### DOCUMENT EXCERPT

The Tiki Torch Newsletter

Grey Parrot Gallery teams up with Atlanta Cathedral to provide historical exhibit!

September 30th, 2009


Grey Parrot Gallery has loaned a number of rare Books of Common Prayer to the historical exhibit which can be seen at St. Philip’s Cathedral. The following information is from the Episcopal Diocese of Atlanta.

 

Historical First Editions of the Book of Common Prayer:  Diverse in Faith, Unified in Worship?

In the wake of one of the more decisive and controversial General Conventions and Canterbury’s response to the Episcopal Church’s stance on equality, many are left asking what does it means to be Anglican?  Since its formation by Henry VIII in the 16th century, the Church of England and her sister provinces have hardly grown without conflict.  History has shown that we are a Church that values tradition, fights for progress, and lets former progress become tradition that prevents us from moving forward.   As a Church that defines itself by being unified in liturgy, these struggles are illustrated best through the various editions and evolution of our Book of Common Prayer.  The Cathedral Bookstore in partnership with the Order of Saint Anthony the Great and the Grey Parrot Gallery of Buckhead are thrilled to offer an exhibit of the primary editions of the Book of Common Prayer from Archbishop’s Laud’s Prayer Book of 1637 to the Prospectus of the 1979 Standard BCP.  A collection such as this is exceptionally rare outside of our oldest seminary rare book collections.  We hope you’ll take the opportunity now to see these examples of our sacred liturgy, read about how the Church has changed through the centuries and see the promise of where our evolving liturgy can take us into ministry of the 21st century.

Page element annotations
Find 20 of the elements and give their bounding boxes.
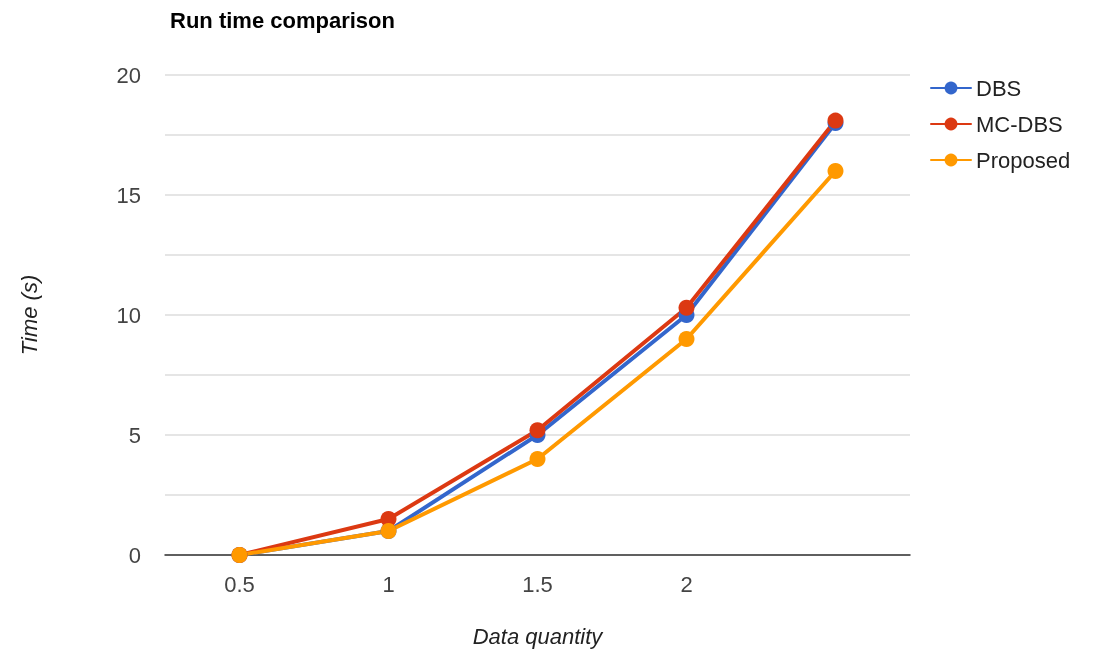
y-tick-label: 0: [128, 542, 141, 568]
x-tick-label: 1: [382, 571, 395, 597]
y-tick-label: 10: [116, 302, 141, 328]
point: [827, 163, 844, 179]
legend-label: MC-DBS: [976, 111, 1063, 137]
point: [678, 331, 695, 347]
point: [678, 299, 695, 316]
x-tick-label: 2: [680, 571, 693, 597]
y-axis-title: Time (s): [16, 274, 42, 356]
legend-label: DBS: [976, 75, 1022, 101]
y-tick-label: 5: [128, 422, 141, 448]
x-tick-label: 0.5: [224, 571, 255, 597]
chart-title: Run time comparison: [170, 7, 395, 33]
point: [529, 422, 546, 439]
y-tick-label: 20: [116, 62, 141, 88]
point: [529, 451, 546, 467]
legend-label: Proposed: [976, 147, 1071, 173]
y-tick-label: 15: [116, 182, 141, 208]
x-tick-label: 1.5: [522, 571, 553, 597]
x-axis-title: Data quantity: [472, 623, 605, 649]
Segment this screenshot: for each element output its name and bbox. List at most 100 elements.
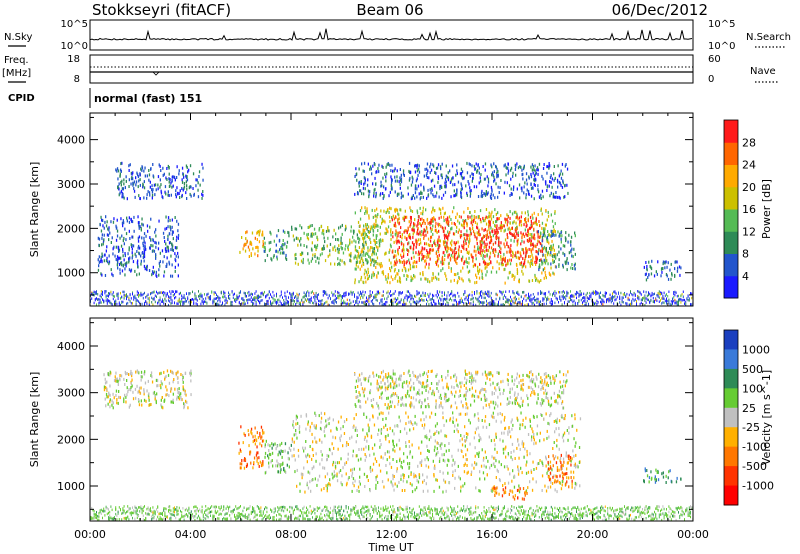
- noise-left-tick-bottom: 10^0: [61, 41, 88, 52]
- power-echo-region: [97, 215, 180, 278]
- nave-label: Nave: [750, 66, 776, 77]
- power-ground-scatter: [90, 290, 694, 307]
- colorbar-tick-label: 20: [742, 181, 756, 194]
- velocity-colorbar-label: Velocity [m s^-1]: [760, 370, 773, 465]
- velocity-frame: [89, 317, 694, 522]
- time-axis: 00:00 04:00 08:00 12:00 16:00 20:00 00:00: [74, 528, 709, 541]
- colorbar-tick-label: 12: [742, 225, 756, 238]
- beam-title: Beam 06: [356, 1, 423, 19]
- velocity-echo-region: [492, 486, 528, 501]
- y-tick-label: 1000: [57, 267, 85, 280]
- power-panel: 1000 2000 3000 4000 Slant Range [km] 4 8 12 16 20…: [28, 112, 773, 307]
- x-tick-label: 08:00: [275, 528, 307, 541]
- colorbar-swatch: [724, 186, 738, 210]
- velocity-ground-scatter: [90, 505, 694, 522]
- y-tick-label: 2000: [57, 433, 85, 446]
- y-tick-label: 3000: [57, 387, 85, 400]
- colorbar-tick-label: 24: [742, 159, 756, 172]
- velocity-ylabel: Slant Range [km]: [28, 372, 41, 468]
- y-tick-label: 2000: [57, 222, 85, 235]
- colorbar-swatch: [724, 466, 738, 487]
- x-tick-label: 16:00: [476, 528, 508, 541]
- nsky-label: N.Sky: [4, 32, 32, 43]
- header: Stokkseyri (fitACF) Beam 06 06/Dec/2012: [92, 1, 708, 19]
- x-tick-label: 20:00: [577, 528, 609, 541]
- power-echo-region: [263, 229, 290, 263]
- colorbar-swatch: [724, 275, 738, 299]
- date-title: 06/Dec/2012: [612, 1, 708, 19]
- x-tick-label: 12:00: [376, 528, 408, 541]
- xaxis-title: Time UT: [367, 541, 413, 554]
- freq-panel: Freq. [MHz] Nave 18 8 60 0: [2, 54, 779, 85]
- colorbar-swatch: [724, 388, 738, 409]
- colorbar-tick-label: 25: [742, 402, 756, 415]
- power-echo-region: [115, 161, 204, 201]
- colorbar-tick-label: -100: [742, 441, 767, 454]
- colorbar-swatch: [724, 349, 738, 370]
- power-colorbar-label: Power [dB]: [760, 179, 773, 239]
- freq-right-tick-bottom: 0: [708, 74, 714, 85]
- noise-right-tick-bottom: 10^0: [708, 41, 735, 52]
- x-tick-label: 04:00: [175, 528, 207, 541]
- cpid-label: CPID: [8, 93, 35, 104]
- power-echo-region: [537, 229, 576, 272]
- colorbar-tick-label: 1000: [742, 343, 770, 356]
- colorbar-tick-label: -25: [742, 421, 760, 434]
- freq-left-tick-bottom: 8: [74, 74, 80, 85]
- y-tick-label: 3000: [57, 178, 85, 191]
- velocity-echo-region: [547, 453, 573, 489]
- velocity-echo-region: [264, 439, 292, 475]
- freq-label: Freq.: [4, 55, 29, 66]
- power-colorbar: 4 8 12 16 20 24 28 Power [dB]: [723, 119, 773, 299]
- colorbar-tick-label: -1000: [742, 480, 774, 493]
- colorbar-swatch: [724, 142, 738, 165]
- colorbar-tick-label: 500: [742, 363, 763, 376]
- velocity-colorbar: 1000 500 100 25 -25 -100 -500 -1000 Velocity [m …: [723, 329, 774, 506]
- cpid-row: CPID normal (fast) 151: [8, 88, 202, 108]
- colorbar-swatch: [724, 485, 738, 506]
- cpid-text: normal (fast) 151: [94, 92, 202, 105]
- power-echo-region: [643, 259, 682, 282]
- colorbar-swatch: [724, 368, 738, 389]
- x-tick-label: 00:00: [74, 528, 106, 541]
- x-tick-label: 00:00: [677, 528, 709, 541]
- colorbar-tick-label: 16: [742, 203, 756, 216]
- velocity-echo-region: [103, 369, 192, 410]
- power-echo-region: [239, 229, 264, 258]
- colorbar-tick-label: 8: [742, 248, 749, 261]
- colorbar-tick-label: -500: [742, 460, 767, 473]
- colorbar-swatch: [724, 164, 738, 188]
- nsearch-label: N.Search: [746, 32, 791, 43]
- y-tick-label: 1000: [57, 480, 85, 493]
- noise-right-tick-top: 10^5: [708, 19, 735, 30]
- noise-left-tick-top: 10^5: [61, 19, 88, 30]
- colorbar-swatch: [724, 407, 738, 428]
- colorbar-swatch: [724, 330, 738, 350]
- noise-trace: [89, 28, 693, 41]
- colorbar-swatch: [724, 427, 738, 448]
- colorbar-tick-label: 100: [742, 382, 763, 395]
- freq-right-tick-top: 60: [708, 54, 721, 65]
- colorbar-swatch: [724, 231, 738, 254]
- velocity-echo-region: [291, 411, 582, 494]
- colorbar-swatch: [724, 209, 738, 232]
- colorbar-swatch: [724, 253, 738, 277]
- power-echo-region: [391, 215, 544, 267]
- velocity-echo-region: [643, 467, 682, 484]
- colorbar-swatch: [724, 446, 738, 467]
- station-title: Stokkseyri (fitACF): [92, 1, 231, 19]
- velocity-echo-region: [238, 425, 265, 470]
- colorbar-tick-label: 4: [742, 270, 749, 283]
- power-ylabel: Slant Range [km]: [28, 162, 41, 258]
- power-echo-region: [354, 161, 569, 201]
- noise-panel: N.Sky N.Search 10^5 10^0 10^5 10^0: [4, 19, 791, 52]
- freq-left-tick-top: 18: [67, 54, 80, 65]
- mhz-label: [MHz]: [2, 68, 31, 79]
- colorbar-tick-label: 28: [742, 136, 756, 149]
- y-tick-label: 4000: [57, 134, 85, 147]
- y-tick-label: 4000: [57, 340, 85, 353]
- velocity-echo-region: [354, 369, 569, 410]
- freq-dip-marker: [152, 71, 160, 76]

### TASK REQUIREMENTS
A – Reproduce the passage of the newsletter article starting at "September 30th, 2009" and ending at "Diocese of Atlanta.".
B – Write out the lines of the rows starting at the line that contains "- noise-left-tick-bottom: 10^0: [61, 41, 88, 52]" and ending at the line that contains "- power-panel: 1000", with both of those lines included.

### SOLVED PROBLEMS
A –
September 30th, 2009


Grey Parrot Gallery has loaned a number of rare Books of Common Prayer to the historical exhibit which can be seen at St. Philip’s Cathedral. The following information is from the Episcopal Diocese of Atlanta.

B –
- noise-left-tick-bottom: 10^0: [61, 41, 88, 52]
- power-echo-region: [97, 215, 180, 278]
- nave-label: Nave: [750, 66, 776, 77]
- power-ground-scatter: [90, 290, 694, 307]
- colorbar-tick-label: 20: [742, 181, 756, 194]
- velocity-colorbar-label: Velocity [m s^-1]: [760, 370, 773, 465]
- velocity-frame: [89, 317, 694, 522]
- time-axis: 00:00 04:00 08:00 12:00 16:00 20:00 00:00: [74, 528, 709, 541]
- colorbar-tick-label: 12: [742, 225, 756, 238]
- beam-title: Beam 06: [356, 1, 423, 19]
- velocity-echo-region: [492, 486, 528, 501]
- y-tick-label: 1000: [57, 267, 85, 280]
- power-panel: 1000 2000 3000 4000 Slant Range [km] 4 8 12 16 20…: [28, 112, 773, 307]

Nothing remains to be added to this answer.